**GOAL:** Keep the pictures out of the copy and print all the entries below exactly.
— Start RAW RECORDS —
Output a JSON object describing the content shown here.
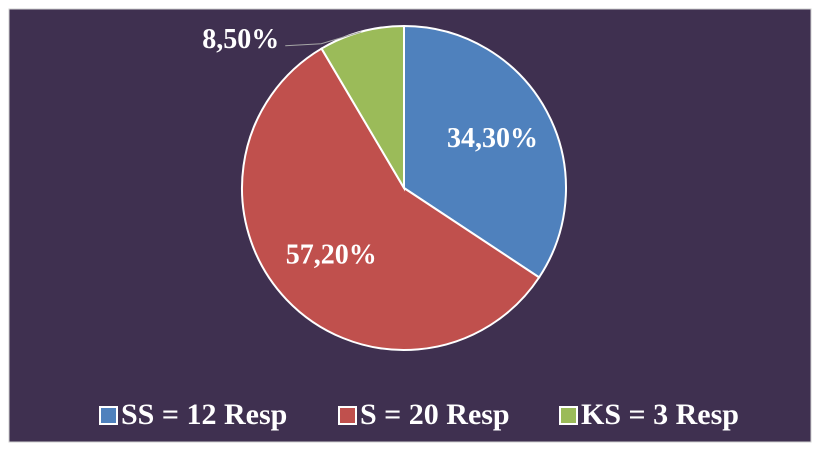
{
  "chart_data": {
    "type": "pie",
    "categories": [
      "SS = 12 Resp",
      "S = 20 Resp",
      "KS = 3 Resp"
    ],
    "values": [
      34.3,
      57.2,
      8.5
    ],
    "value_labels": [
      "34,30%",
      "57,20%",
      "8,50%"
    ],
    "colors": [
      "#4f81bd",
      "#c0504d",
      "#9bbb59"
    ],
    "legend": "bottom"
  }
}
— End RAW RECORDS —
**CORRECT RESPONSE:**
Output a JSON object describing the content shown here.
{
  "chart_data": {
    "type": "pie",
    "categories": [
      "SS = 12 Resp",
      "S = 20 Resp",
      "KS = 3 Resp"
    ],
    "values": [
      34.3,
      57.2,
      8.5
    ],
    "value_labels": [
      "34,30%",
      "57,20%",
      "8,50%"
    ],
    "colors": [
      "#4f81bd",
      "#c0504d",
      "#9bbb59"
    ],
    "legend": "bottom"
  }
}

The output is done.